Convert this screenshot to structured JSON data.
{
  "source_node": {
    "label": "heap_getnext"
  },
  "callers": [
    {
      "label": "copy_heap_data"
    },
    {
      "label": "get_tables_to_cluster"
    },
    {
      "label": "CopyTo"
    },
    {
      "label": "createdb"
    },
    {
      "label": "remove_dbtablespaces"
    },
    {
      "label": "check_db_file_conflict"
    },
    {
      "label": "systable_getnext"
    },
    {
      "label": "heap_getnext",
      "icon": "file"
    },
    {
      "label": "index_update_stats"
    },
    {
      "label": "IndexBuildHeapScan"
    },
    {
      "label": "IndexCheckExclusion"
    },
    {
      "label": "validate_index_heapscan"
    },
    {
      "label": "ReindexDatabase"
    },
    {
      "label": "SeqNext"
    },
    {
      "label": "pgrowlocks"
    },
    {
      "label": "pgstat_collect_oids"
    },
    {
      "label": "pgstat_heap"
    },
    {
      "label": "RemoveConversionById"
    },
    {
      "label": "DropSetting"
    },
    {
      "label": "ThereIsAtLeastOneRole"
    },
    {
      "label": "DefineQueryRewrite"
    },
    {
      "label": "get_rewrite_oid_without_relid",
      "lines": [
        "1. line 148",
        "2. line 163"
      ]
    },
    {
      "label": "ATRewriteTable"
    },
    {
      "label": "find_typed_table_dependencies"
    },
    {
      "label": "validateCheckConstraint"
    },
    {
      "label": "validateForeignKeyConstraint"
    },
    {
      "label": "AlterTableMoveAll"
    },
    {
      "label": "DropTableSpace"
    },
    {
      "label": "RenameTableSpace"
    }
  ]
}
---+---
Job.
Using the data above, print every record exactly as shown.

Task output.
Convert this screenshot to structured JSON data.
{
  "source_node": {
    "label": "heap_getnext"
  },
  "callers": [
    {
      "label": "copy_heap_data"
    },
    {
      "label": "get_tables_to_cluster"
    },
    {
      "label": "CopyTo"
    },
    {
      "label": "createdb"
    },
    {
      "label": "remove_dbtablespaces"
    },
    {
      "label": "check_db_file_conflict"
    },
    {
      "label": "systable_getnext"
    },
    {
      "label": "heap_getnext",
      "icon": "file"
    },
    {
      "label": "index_update_stats"
    },
    {
      "label": "IndexBuildHeapScan"
    },
    {
      "label": "IndexCheckExclusion"
    },
    {
      "label": "validate_index_heapscan"
    },
    {
      "label": "ReindexDatabase"
    },
    {
      "label": "SeqNext"
    },
    {
      "label": "pgrowlocks"
    },
    {
      "label": "pgstat_collect_oids"
    },
    {
      "label": "pgstat_heap"
    },
    {
      "label": "RemoveConversionById"
    },
    {
      "label": "DropSetting"
    },
    {
      "label": "ThereIsAtLeastOneRole"
    },
    {
      "label": "DefineQueryRewrite"
    },
    {
      "label": "get_rewrite_oid_without_relid",
      "lines": [
        "1. line 148",
        "2. line 163"
      ]
    },
    {
      "label": "ATRewriteTable"
    },
    {
      "label": "find_typed_table_dependencies"
    },
    {
      "label": "validateCheckConstraint"
    },
    {
      "label": "validateForeignKeyConstraint"
    },
    {
      "label": "AlterTableMoveAll"
    },
    {
      "label": "DropTableSpace"
    },
    {
      "label": "RenameTableSpace"
    }
  ]
}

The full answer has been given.